[Start of Records supplied]
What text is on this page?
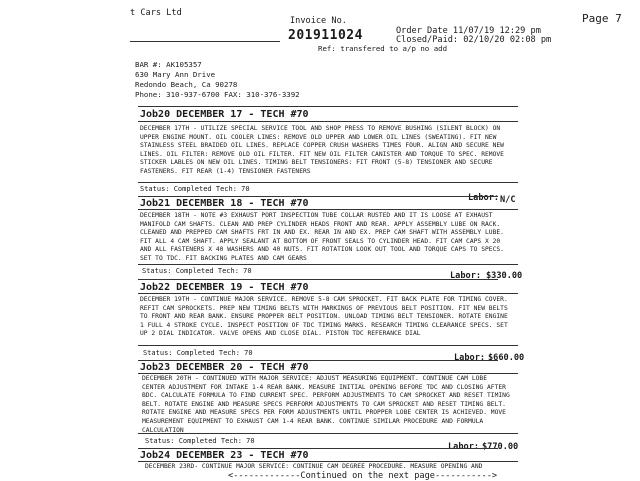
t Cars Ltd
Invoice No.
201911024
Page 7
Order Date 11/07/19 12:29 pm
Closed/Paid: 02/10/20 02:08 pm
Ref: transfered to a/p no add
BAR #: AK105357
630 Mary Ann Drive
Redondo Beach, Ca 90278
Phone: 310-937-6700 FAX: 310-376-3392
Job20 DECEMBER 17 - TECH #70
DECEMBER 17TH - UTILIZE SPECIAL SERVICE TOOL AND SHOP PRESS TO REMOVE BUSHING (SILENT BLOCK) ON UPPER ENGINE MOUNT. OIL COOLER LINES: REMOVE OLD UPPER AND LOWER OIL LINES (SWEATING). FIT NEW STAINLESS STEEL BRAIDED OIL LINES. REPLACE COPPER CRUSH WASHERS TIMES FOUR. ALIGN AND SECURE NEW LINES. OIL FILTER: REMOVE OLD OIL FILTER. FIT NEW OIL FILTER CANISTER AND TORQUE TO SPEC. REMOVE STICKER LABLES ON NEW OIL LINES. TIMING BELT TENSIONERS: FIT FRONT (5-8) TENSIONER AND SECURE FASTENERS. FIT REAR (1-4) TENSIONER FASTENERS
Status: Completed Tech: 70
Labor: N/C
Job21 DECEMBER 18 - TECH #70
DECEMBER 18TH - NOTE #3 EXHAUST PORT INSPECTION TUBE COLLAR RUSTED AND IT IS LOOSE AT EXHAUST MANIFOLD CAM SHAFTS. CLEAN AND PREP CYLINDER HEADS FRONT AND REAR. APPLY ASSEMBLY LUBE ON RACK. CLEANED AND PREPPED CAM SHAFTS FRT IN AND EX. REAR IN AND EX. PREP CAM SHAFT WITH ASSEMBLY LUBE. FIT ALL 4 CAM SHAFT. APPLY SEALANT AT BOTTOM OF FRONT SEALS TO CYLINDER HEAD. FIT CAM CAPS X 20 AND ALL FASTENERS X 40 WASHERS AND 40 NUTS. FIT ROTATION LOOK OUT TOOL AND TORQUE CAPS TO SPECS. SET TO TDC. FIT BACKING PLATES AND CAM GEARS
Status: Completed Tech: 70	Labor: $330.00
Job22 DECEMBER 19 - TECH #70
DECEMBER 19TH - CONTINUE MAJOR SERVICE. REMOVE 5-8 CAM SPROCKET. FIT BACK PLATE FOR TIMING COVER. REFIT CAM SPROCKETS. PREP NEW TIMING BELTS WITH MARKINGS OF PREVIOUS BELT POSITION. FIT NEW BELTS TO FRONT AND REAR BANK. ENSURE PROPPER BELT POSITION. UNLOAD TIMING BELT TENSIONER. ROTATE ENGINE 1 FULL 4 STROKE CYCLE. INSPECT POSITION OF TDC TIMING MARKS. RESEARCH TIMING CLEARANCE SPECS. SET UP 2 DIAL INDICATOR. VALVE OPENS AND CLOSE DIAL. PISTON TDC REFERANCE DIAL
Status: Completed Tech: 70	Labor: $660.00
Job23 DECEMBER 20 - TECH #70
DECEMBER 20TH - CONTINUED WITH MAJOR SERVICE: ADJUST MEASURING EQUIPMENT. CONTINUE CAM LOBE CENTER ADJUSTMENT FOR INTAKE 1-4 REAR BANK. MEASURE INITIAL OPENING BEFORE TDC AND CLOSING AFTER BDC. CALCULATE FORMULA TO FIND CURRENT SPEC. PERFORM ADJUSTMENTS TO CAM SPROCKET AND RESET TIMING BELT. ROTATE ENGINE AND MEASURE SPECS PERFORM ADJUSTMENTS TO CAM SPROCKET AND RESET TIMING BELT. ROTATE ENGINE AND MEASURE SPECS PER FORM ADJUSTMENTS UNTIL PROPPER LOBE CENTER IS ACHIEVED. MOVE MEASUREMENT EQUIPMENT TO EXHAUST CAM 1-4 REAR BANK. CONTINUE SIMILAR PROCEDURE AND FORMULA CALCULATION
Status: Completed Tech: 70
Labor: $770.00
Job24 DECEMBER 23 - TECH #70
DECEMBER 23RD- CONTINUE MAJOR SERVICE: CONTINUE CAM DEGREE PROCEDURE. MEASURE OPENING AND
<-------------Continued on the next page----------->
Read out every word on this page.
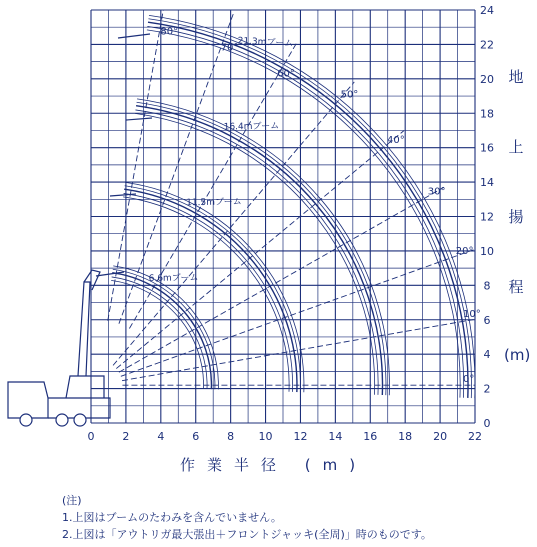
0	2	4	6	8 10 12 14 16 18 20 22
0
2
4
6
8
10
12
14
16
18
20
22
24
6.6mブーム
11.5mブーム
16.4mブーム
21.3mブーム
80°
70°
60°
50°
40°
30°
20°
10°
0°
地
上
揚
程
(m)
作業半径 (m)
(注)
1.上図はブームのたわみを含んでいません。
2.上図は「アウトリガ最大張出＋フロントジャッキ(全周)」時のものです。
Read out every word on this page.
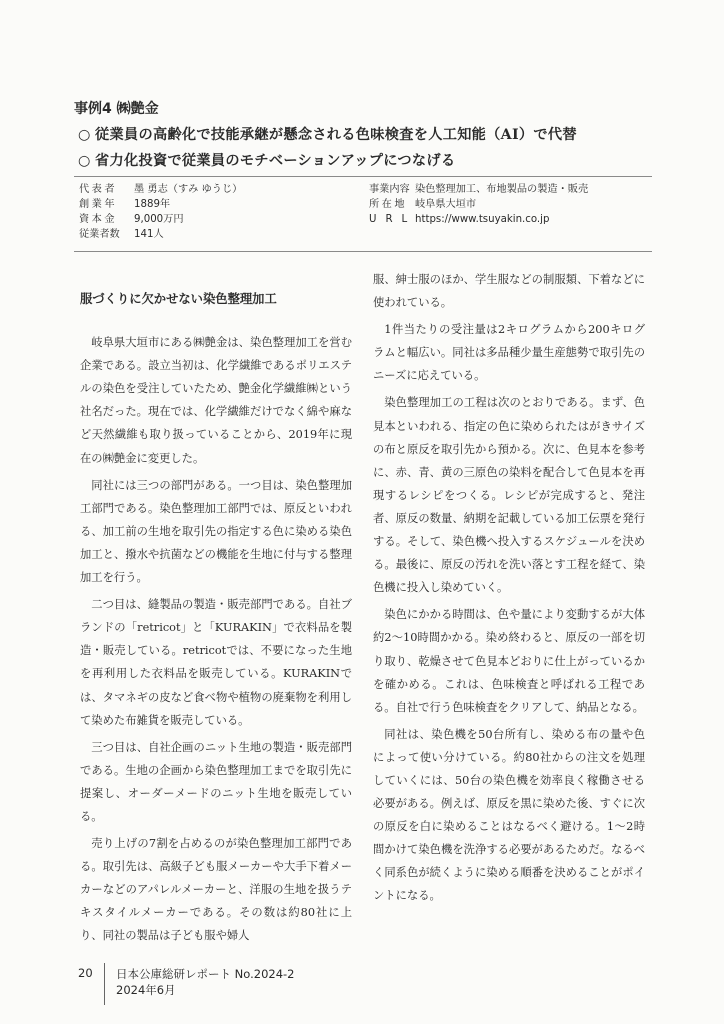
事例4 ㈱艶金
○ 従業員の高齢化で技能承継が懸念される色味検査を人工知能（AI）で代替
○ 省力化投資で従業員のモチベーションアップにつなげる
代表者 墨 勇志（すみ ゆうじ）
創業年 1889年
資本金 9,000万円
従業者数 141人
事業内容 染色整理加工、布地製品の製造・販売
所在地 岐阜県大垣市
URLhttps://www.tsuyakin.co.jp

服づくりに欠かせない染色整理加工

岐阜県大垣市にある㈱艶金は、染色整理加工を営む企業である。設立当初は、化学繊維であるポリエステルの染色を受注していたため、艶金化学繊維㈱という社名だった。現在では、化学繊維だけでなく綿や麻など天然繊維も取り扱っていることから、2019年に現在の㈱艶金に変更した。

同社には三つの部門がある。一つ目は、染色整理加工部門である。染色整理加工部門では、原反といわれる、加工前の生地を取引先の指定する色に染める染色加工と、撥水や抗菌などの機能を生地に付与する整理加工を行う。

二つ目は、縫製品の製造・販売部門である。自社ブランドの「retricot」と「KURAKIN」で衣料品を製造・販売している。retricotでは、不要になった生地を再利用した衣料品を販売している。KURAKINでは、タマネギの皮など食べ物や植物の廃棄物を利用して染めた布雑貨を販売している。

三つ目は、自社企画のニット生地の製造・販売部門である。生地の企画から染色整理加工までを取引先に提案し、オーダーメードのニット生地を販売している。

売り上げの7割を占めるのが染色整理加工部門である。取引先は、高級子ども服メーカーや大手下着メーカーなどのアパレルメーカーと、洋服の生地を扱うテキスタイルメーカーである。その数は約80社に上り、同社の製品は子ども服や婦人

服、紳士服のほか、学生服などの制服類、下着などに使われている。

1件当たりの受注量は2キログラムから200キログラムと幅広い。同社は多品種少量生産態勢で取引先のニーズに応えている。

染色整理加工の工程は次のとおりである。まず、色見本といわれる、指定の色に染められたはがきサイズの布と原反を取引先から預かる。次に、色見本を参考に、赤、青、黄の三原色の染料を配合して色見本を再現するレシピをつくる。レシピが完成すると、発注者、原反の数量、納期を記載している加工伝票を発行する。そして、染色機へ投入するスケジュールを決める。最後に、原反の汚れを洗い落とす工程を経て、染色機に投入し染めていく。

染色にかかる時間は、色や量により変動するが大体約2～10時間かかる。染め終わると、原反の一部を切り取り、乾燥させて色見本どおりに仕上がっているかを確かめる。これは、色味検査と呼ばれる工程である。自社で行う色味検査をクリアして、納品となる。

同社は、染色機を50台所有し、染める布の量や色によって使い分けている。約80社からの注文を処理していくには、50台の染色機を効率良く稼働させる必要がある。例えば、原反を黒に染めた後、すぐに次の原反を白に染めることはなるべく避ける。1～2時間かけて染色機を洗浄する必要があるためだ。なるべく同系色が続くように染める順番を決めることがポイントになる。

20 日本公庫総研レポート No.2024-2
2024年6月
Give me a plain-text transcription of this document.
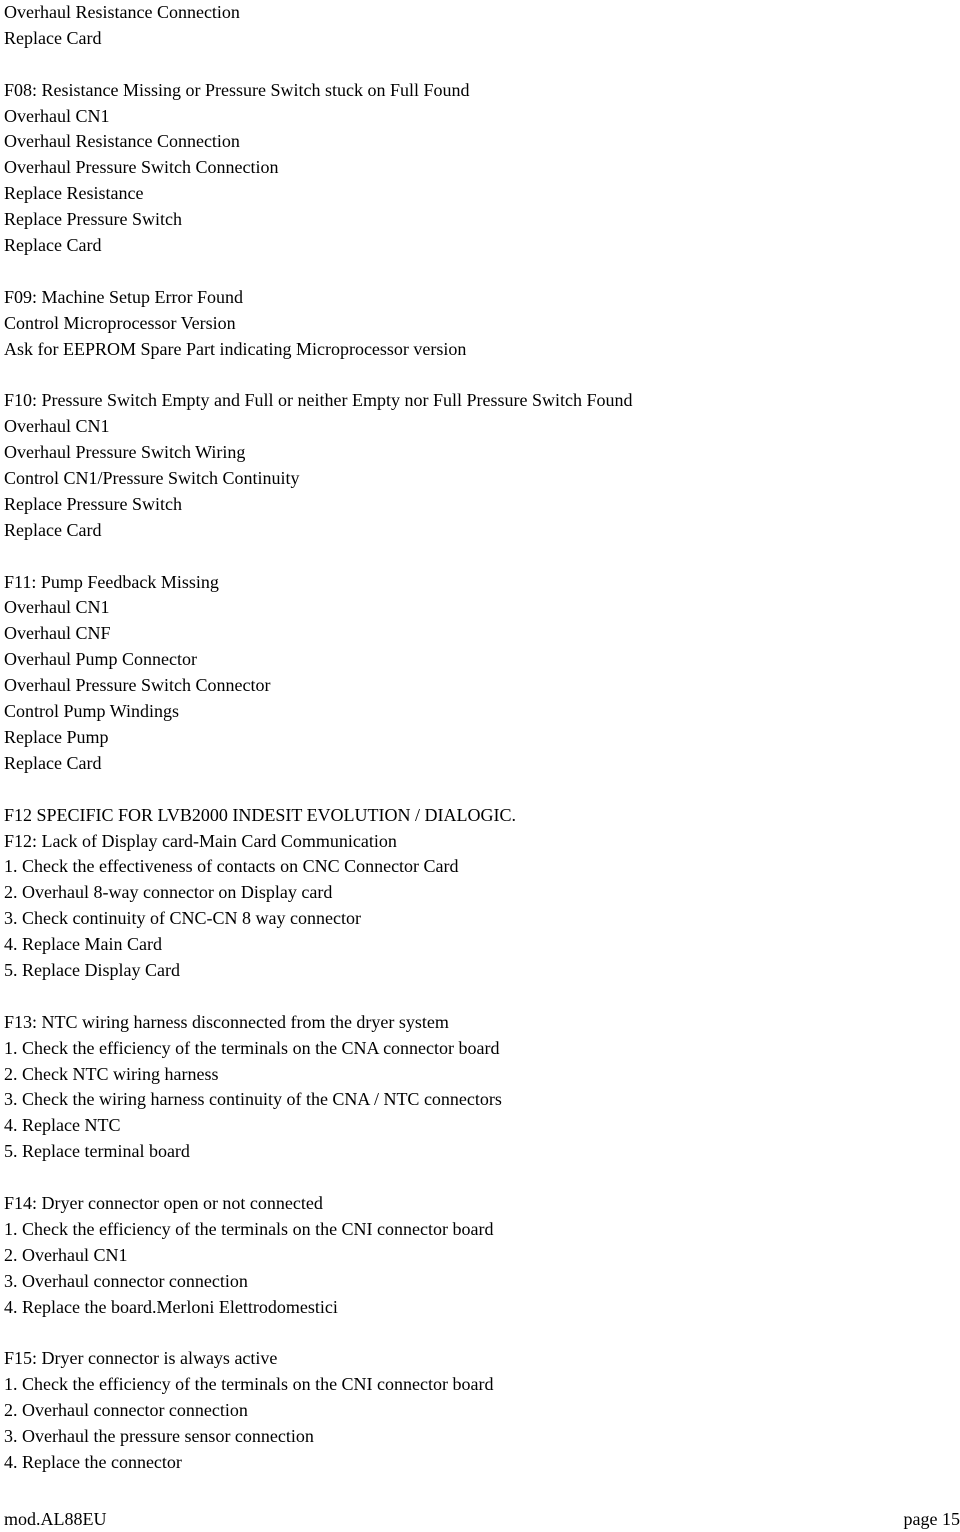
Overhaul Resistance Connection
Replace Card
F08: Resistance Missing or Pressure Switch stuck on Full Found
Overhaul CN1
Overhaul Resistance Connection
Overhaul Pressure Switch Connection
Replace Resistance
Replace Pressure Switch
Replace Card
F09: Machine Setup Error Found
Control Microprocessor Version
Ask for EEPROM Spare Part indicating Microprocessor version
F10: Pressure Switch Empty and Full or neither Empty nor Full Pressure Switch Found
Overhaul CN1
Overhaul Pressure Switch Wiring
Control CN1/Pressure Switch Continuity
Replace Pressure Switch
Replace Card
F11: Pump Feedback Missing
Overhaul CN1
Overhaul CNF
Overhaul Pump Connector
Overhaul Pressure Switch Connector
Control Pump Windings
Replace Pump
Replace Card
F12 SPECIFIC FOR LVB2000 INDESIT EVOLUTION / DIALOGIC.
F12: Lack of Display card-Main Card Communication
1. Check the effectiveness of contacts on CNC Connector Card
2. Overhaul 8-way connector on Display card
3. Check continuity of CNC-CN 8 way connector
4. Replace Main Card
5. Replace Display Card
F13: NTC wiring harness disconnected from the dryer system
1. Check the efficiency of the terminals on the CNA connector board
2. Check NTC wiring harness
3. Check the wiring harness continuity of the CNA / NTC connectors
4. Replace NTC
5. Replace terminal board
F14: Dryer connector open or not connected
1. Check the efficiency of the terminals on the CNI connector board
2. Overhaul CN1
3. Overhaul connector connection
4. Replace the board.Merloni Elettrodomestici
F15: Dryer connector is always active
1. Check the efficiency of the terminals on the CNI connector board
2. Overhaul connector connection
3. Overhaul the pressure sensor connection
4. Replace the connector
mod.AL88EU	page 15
[End of Records supplied]
## Exercise details
From the data above, pick out each line containing "Microprocessor" and copy it.

## Answer for the task
Control Microprocessor Version
Ask for EEPROM Spare Part indicating Microprocessor version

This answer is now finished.